*SHORT PROBLEM:*
Return all of the lines below exactly as they are.

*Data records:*
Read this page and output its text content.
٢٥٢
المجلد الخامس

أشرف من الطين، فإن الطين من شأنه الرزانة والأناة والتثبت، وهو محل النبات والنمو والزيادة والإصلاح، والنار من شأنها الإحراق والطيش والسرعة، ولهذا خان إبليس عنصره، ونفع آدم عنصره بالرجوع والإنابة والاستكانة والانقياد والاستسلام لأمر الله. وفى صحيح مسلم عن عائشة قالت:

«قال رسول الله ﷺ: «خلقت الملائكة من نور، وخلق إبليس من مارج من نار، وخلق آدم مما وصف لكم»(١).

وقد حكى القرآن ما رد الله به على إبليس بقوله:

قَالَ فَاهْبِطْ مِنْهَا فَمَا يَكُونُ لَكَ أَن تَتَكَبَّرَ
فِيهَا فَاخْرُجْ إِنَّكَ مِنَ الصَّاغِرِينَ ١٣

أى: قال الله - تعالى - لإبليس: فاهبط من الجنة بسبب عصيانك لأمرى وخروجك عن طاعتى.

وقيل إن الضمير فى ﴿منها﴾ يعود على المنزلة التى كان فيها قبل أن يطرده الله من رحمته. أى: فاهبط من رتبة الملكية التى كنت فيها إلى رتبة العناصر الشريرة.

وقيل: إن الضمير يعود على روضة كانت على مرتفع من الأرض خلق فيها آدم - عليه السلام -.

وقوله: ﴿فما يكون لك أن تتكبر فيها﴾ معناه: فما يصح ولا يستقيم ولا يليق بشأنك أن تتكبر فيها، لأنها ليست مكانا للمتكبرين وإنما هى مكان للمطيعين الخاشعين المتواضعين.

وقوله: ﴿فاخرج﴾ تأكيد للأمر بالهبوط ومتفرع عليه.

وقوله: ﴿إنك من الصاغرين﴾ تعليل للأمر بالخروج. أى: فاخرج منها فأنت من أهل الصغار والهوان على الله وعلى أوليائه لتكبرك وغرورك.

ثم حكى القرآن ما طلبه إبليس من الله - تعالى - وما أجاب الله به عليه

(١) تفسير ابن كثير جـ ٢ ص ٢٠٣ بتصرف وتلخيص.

*FULL RESPONSE:*
Read this page and output its text content.
٢٥٢
المجلد الخامس

أشرف من الطين، فإن الطين من شأنه الرزانة والأناة والتثبت، وهو محل النبات والنمو والزيادة والإصلاح، والنار من شأنها الإحراق والطيش والسرعة، ولهذا خان إبليس عنصره، ونفع آدم عنصره بالرجوع والإنابة والاستكانة والانقياد والاستسلام لأمر الله. وفى صحيح مسلم عن عائشة قالت:

«قال رسول الله ﷺ: «خلقت الملائكة من نور، وخلق إبليس من مارج من نار، وخلق آدم مما وصف لكم»(١).

وقد حكى القرآن ما رد الله به على إبليس بقوله:

قَالَ فَاهْبِطْ مِنْهَا فَمَا يَكُونُ لَكَ أَن تَتَكَبَّرَ
فِيهَا فَاخْرُجْ إِنَّكَ مِنَ الصَّاغِرِينَ ١٣

أى: قال الله - تعالى - لإبليس: فاهبط من الجنة بسبب عصيانك لأمرى وخروجك عن طاعتى.

وقيل إن الضمير فى ﴿منها﴾ يعود على المنزلة التى كان فيها قبل أن يطرده الله من رحمته. أى: فاهبط من رتبة الملكية التى كنت فيها إلى رتبة العناصر الشريرة.

وقيل: إن الضمير يعود على روضة كانت على مرتفع من الأرض خلق فيها آدم - عليه السلام -.

وقوله: ﴿فما يكون لك أن تتكبر فيها﴾ معناه: فما يصح ولا يستقيم ولا يليق بشأنك أن تتكبر فيها، لأنها ليست مكانا للمتكبرين وإنما هى مكان للمطيعين الخاشعين المتواضعين.

وقوله: ﴿فاخرج﴾ تأكيد للأمر بالهبوط ومتفرع عليه.

وقوله: ﴿إنك من الصاغرين﴾ تعليل للأمر بالخروج. أى: فاخرج منها فأنت من أهل الصغار والهوان على الله وعلى أوليائه لتكبرك وغرورك.

ثم حكى القرآن ما طلبه إبليس من الله - تعالى - وما أجاب الله به عليه

(١) تفسير ابن كثير جـ ٢ ص ٢٠٣ بتصرف وتلخيص.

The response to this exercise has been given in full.